- **Task inputs**:
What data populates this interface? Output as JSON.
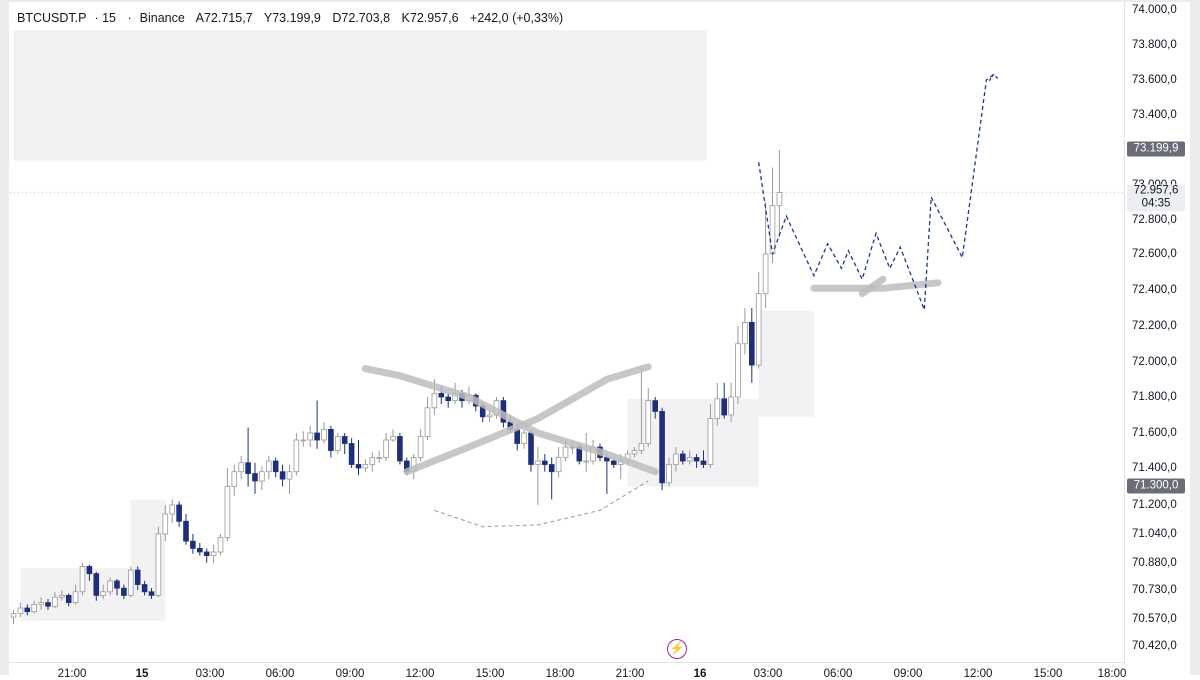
{
  "header": {
    "symbol": "BTCUSDT.P",
    "interval": "15",
    "exchange": "Binance",
    "open": "A72.715,7",
    "high": "Y73.199,9",
    "low": "D72.703,8",
    "close": "K72.957,6",
    "change": "+242,0 (+0,33%)"
  },
  "price_tags": {
    "high_level": "73.199,9",
    "last_price": "72.957,6",
    "countdown": "04:35",
    "low_level": "71.300,0"
  },
  "colors": {
    "bear_candle": "#1e2f7a",
    "bull_candle": "#c9c9c9",
    "zone_fill": "#f2f2f4",
    "projection": "#1e3a8a",
    "drawing_stroke": "#bdbdbd",
    "alert_icon": "#9c27b0"
  },
  "icons": {
    "alert": "lightning-bolt-icon"
  },
  "chart_data": {
    "type": "candlestick",
    "ylim": [
      70330,
      74030
    ],
    "x_tick_labels": [
      "21:00",
      "15",
      "03:00",
      "06:00",
      "09:00",
      "12:00",
      "15:00",
      "18:00",
      "21:00",
      "16",
      "03:00",
      "06:00",
      "09:00",
      "12:00",
      "15:00",
      "18:00"
    ],
    "y_tick_labels": [
      {
        "v": 74000,
        "label": "74.000,0"
      },
      {
        "v": 73800,
        "label": "73.800,0"
      },
      {
        "v": 73600,
        "label": "73.600,0"
      },
      {
        "v": 73400,
        "label": "73.400,0"
      },
      {
        "v": 73000,
        "label": "73.000,0"
      },
      {
        "v": 72800,
        "label": "72.800,0"
      },
      {
        "v": 72600,
        "label": "72.600,0"
      },
      {
        "v": 72400,
        "label": "72.400,0"
      },
      {
        "v": 72200,
        "label": "72.200,0"
      },
      {
        "v": 72000,
        "label": "72.000,0"
      },
      {
        "v": 71800,
        "label": "71.800,0"
      },
      {
        "v": 71600,
        "label": "71.600,0"
      },
      {
        "v": 71400,
        "label": "71.400,0"
      },
      {
        "v": 71200,
        "label": "71.200,0"
      },
      {
        "v": 71040,
        "label": "71.040,0"
      },
      {
        "v": 70880,
        "label": "70.880,0"
      },
      {
        "v": 70730,
        "label": "70.730,0"
      },
      {
        "v": 70570,
        "label": "70.570,0"
      },
      {
        "v": 70420,
        "label": "70.420,0"
      }
    ],
    "candles": [
      [
        70580,
        70600,
        70540,
        70620
      ],
      [
        70600,
        70630,
        70580,
        70660
      ],
      [
        70630,
        70610,
        70590,
        70650
      ],
      [
        70610,
        70650,
        70600,
        70670
      ],
      [
        70650,
        70660,
        70620,
        70690
      ],
      [
        70660,
        70640,
        70620,
        70680
      ],
      [
        70640,
        70690,
        70630,
        70720
      ],
      [
        70690,
        70700,
        70670,
        70730
      ],
      [
        70700,
        70660,
        70640,
        70710
      ],
      [
        70660,
        70720,
        70650,
        70760
      ],
      [
        70720,
        70860,
        70700,
        70880
      ],
      [
        70860,
        70820,
        70780,
        70870
      ],
      [
        70820,
        70700,
        70670,
        70830
      ],
      [
        70700,
        70720,
        70680,
        70760
      ],
      [
        70720,
        70780,
        70700,
        70800
      ],
      [
        70780,
        70740,
        70700,
        70790
      ],
      [
        70740,
        70700,
        70680,
        70760
      ],
      [
        70700,
        70840,
        70690,
        70860
      ],
      [
        70840,
        70760,
        70730,
        70860
      ],
      [
        70760,
        70720,
        70700,
        70780
      ],
      [
        70720,
        70700,
        70680,
        70740
      ],
      [
        70700,
        71040,
        70690,
        71080
      ],
      [
        71040,
        71150,
        71000,
        71200
      ],
      [
        71150,
        71200,
        71100,
        71230
      ],
      [
        71200,
        71110,
        71080,
        71220
      ],
      [
        71110,
        71000,
        70980,
        71150
      ],
      [
        71000,
        70960,
        70930,
        71040
      ],
      [
        70960,
        70940,
        70920,
        70990
      ],
      [
        70940,
        70920,
        70880,
        70960
      ],
      [
        70920,
        70940,
        70880,
        70980
      ],
      [
        70940,
        71020,
        70920,
        71040
      ],
      [
        71020,
        71300,
        71000,
        71400
      ],
      [
        71300,
        71380,
        71250,
        71420
      ],
      [
        71380,
        71430,
        71340,
        71470
      ],
      [
        71430,
        71370,
        71300,
        71630
      ],
      [
        71370,
        71330,
        71260,
        71430
      ],
      [
        71330,
        71380,
        71280,
        71410
      ],
      [
        71380,
        71440,
        71340,
        71470
      ],
      [
        71440,
        71380,
        71350,
        71460
      ],
      [
        71380,
        71340,
        71300,
        71420
      ],
      [
        71340,
        71380,
        71260,
        71420
      ],
      [
        71380,
        71560,
        71360,
        71600
      ],
      [
        71560,
        71560,
        71520,
        71610
      ],
      [
        71560,
        71600,
        71520,
        71640
      ],
      [
        71600,
        71560,
        71510,
        71780
      ],
      [
        71560,
        71620,
        71540,
        71660
      ],
      [
        71620,
        71500,
        71460,
        71640
      ],
      [
        71500,
        71580,
        71480,
        71600
      ],
      [
        71580,
        71540,
        71480,
        71600
      ],
      [
        71540,
        71420,
        71400,
        71570
      ],
      [
        71420,
        71400,
        71360,
        71560
      ],
      [
        71400,
        71420,
        71380,
        71450
      ],
      [
        71420,
        71460,
        71380,
        71490
      ],
      [
        71460,
        71460,
        71430,
        71500
      ],
      [
        71460,
        71560,
        71440,
        71600
      ],
      [
        71560,
        71580,
        71550,
        71620
      ],
      [
        71580,
        71440,
        71420,
        71600
      ],
      [
        71440,
        71380,
        71360,
        71460
      ],
      [
        71380,
        71460,
        71340,
        71480
      ],
      [
        71460,
        71580,
        71440,
        71620
      ],
      [
        71580,
        71740,
        71560,
        71800
      ],
      [
        71740,
        71820,
        71700,
        71900
      ],
      [
        71820,
        71800,
        71760,
        71860
      ],
      [
        71800,
        71780,
        71740,
        71820
      ],
      [
        71780,
        71820,
        71760,
        71880
      ],
      [
        71820,
        71780,
        71740,
        71840
      ],
      [
        71780,
        71810,
        71760,
        71860
      ],
      [
        71810,
        71750,
        71720,
        71820
      ],
      [
        71750,
        71690,
        71660,
        71770
      ],
      [
        71690,
        71700,
        71660,
        71730
      ],
      [
        71700,
        71780,
        71680,
        71800
      ],
      [
        71780,
        71660,
        71630,
        71800
      ],
      [
        71660,
        71620,
        71600,
        71700
      ],
      [
        71620,
        71540,
        71500,
        71640
      ],
      [
        71540,
        71600,
        71510,
        71620
      ],
      [
        71600,
        71420,
        71380,
        71620
      ],
      [
        71420,
        71440,
        71200,
        71520
      ],
      [
        71440,
        71420,
        71380,
        71480
      ],
      [
        71420,
        71380,
        71230,
        71460
      ],
      [
        71380,
        71460,
        71350,
        71520
      ],
      [
        71460,
        71520,
        71440,
        71560
      ],
      [
        71520,
        71520,
        71480,
        71560
      ],
      [
        71520,
        71440,
        71420,
        71540
      ],
      [
        71440,
        71440,
        71380,
        71600
      ],
      [
        71440,
        71520,
        71420,
        71560
      ],
      [
        71520,
        71460,
        71440,
        71540
      ],
      [
        71460,
        71440,
        71260,
        71480
      ],
      [
        71440,
        71420,
        71400,
        71460
      ],
      [
        71420,
        71440,
        71340,
        71480
      ],
      [
        71440,
        71480,
        71420,
        71500
      ],
      [
        71480,
        71500,
        71460,
        71520
      ],
      [
        71500,
        71540,
        71480,
        71980
      ],
      [
        71540,
        71780,
        71520,
        71850
      ],
      [
        71780,
        71720,
        71680,
        71800
      ],
      [
        71720,
        71320,
        71280,
        71740
      ],
      [
        71320,
        71420,
        71300,
        71460
      ],
      [
        71420,
        71480,
        71380,
        71520
      ],
      [
        71480,
        71440,
        71420,
        71500
      ],
      [
        71440,
        71460,
        71420,
        71500
      ],
      [
        71460,
        71440,
        71400,
        71480
      ],
      [
        71440,
        71420,
        71400,
        71500
      ],
      [
        71420,
        71680,
        71400,
        71760
      ],
      [
        71680,
        71790,
        71640,
        71880
      ],
      [
        71790,
        71700,
        71680,
        71880
      ],
      [
        71700,
        71800,
        71660,
        71880
      ],
      [
        71800,
        72100,
        71760,
        72200
      ],
      [
        72100,
        72220,
        72040,
        72300
      ],
      [
        72220,
        71980,
        71880,
        72300
      ],
      [
        71980,
        72380,
        71960,
        72500
      ],
      [
        72380,
        72600,
        72300,
        72900
      ],
      [
        72600,
        72880,
        72550,
        73100
      ],
      [
        72880,
        72957,
        72700,
        73199
      ]
    ],
    "zones": [
      {
        "label": "upper-supply-zone",
        "x_start": 0,
        "x_end": 100.5,
        "y_low": 73140,
        "y_high": 73885
      },
      {
        "label": "demand-zone-right",
        "x_start": 108,
        "x_end": 116,
        "y_low": 71690,
        "y_high": 72285
      },
      {
        "label": "demand-zone-lower",
        "x_start": 89,
        "x_end": 108,
        "y_low": 71300,
        "y_high": 71790
      },
      {
        "label": "demand-zone-left",
        "x_start": 1,
        "x_end": 22,
        "y_low": 70560,
        "y_high": 70850
      },
      {
        "label": "demand-zone-mid",
        "x_start": 17,
        "x_end": 22,
        "y_low": 70560,
        "y_high": 71230
      }
    ],
    "projection": [
      {
        "x": 108,
        "y": 73130
      },
      {
        "x": 110,
        "y": 72600
      },
      {
        "x": 112,
        "y": 72820
      },
      {
        "x": 116,
        "y": 72480
      },
      {
        "x": 118,
        "y": 72660
      },
      {
        "x": 120,
        "y": 72520
      },
      {
        "x": 121,
        "y": 72620
      },
      {
        "x": 123,
        "y": 72460
      },
      {
        "x": 125,
        "y": 72720
      },
      {
        "x": 127,
        "y": 72520
      },
      {
        "x": 128.5,
        "y": 72640
      },
      {
        "x": 130.5,
        "y": 72440
      },
      {
        "x": 132,
        "y": 72290
      },
      {
        "x": 133,
        "y": 72930
      },
      {
        "x": 137.5,
        "y": 72580
      },
      {
        "x": 141,
        "y": 73600
      },
      {
        "x": 142,
        "y": 73630
      }
    ],
    "projection_arrow_tip": {
      "x": 142,
      "y": 73630
    },
    "drawings": [
      {
        "kind": "line",
        "label": "downward-swoosh",
        "points": [
          [
            51,
            71960
          ],
          [
            56,
            71920
          ],
          [
            66,
            71800
          ],
          [
            76,
            71600
          ],
          [
            86,
            71480
          ],
          [
            93,
            71380
          ]
        ]
      },
      {
        "kind": "line",
        "label": "upward-swoosh",
        "points": [
          [
            57,
            71380
          ],
          [
            66,
            71520
          ],
          [
            76,
            71680
          ],
          [
            86,
            71900
          ],
          [
            92,
            71970
          ]
        ]
      },
      {
        "kind": "line",
        "label": "horizontal-mark",
        "points": [
          [
            116,
            72410
          ],
          [
            126,
            72410
          ],
          [
            134,
            72440
          ]
        ]
      },
      {
        "kind": "line",
        "label": "cross-mark",
        "points": [
          [
            123,
            72380
          ],
          [
            126,
            72460
          ]
        ]
      },
      {
        "kind": "dashed",
        "label": "curve-under-lows",
        "points": [
          [
            61,
            71170
          ],
          [
            68,
            71080
          ],
          [
            76,
            71090
          ],
          [
            85,
            71170
          ],
          [
            92,
            71330
          ]
        ]
      }
    ]
  }
}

- **Do this**: Copy out all lines above that include the string "swoosh".

- **Task solution**:
        "label": "downward-swoosh",
        "label": "upward-swoosh",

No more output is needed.